**Problem to work on**
Look through the data below and say how many of its lines contain "Firme", adding nothing else.

Records contained in a dataset:
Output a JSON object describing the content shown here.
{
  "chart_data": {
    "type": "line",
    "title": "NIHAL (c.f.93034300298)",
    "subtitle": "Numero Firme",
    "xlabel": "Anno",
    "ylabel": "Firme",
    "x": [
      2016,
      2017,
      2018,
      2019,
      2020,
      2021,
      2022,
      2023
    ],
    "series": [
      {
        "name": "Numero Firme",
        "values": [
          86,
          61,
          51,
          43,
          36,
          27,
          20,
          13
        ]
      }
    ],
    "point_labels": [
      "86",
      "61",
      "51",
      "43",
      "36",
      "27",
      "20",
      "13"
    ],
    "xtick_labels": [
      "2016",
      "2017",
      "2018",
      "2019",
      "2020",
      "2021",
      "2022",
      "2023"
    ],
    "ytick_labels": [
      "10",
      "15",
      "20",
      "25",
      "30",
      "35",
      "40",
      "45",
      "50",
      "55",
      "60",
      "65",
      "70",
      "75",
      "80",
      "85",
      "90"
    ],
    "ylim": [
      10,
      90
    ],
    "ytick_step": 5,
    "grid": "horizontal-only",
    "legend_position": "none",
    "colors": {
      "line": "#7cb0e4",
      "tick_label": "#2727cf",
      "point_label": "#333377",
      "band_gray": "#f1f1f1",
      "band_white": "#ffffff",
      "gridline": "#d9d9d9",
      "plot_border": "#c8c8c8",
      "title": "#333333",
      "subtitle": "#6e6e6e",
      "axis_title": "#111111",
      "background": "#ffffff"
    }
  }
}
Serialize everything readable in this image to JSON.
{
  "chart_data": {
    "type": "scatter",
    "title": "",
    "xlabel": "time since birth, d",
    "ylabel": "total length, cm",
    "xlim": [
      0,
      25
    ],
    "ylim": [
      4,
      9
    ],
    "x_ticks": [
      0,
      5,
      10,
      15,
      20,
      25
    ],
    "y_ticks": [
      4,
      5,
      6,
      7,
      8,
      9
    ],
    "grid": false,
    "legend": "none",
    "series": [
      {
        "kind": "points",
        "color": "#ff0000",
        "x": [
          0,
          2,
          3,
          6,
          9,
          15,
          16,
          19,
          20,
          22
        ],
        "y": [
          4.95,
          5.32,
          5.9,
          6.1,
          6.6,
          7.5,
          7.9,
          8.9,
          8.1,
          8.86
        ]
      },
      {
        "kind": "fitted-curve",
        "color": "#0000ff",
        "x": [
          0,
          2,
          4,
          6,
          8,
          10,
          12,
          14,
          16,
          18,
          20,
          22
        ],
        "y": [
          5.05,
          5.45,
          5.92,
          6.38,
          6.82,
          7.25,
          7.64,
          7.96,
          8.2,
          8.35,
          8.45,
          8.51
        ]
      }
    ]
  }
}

**Solved problem**
3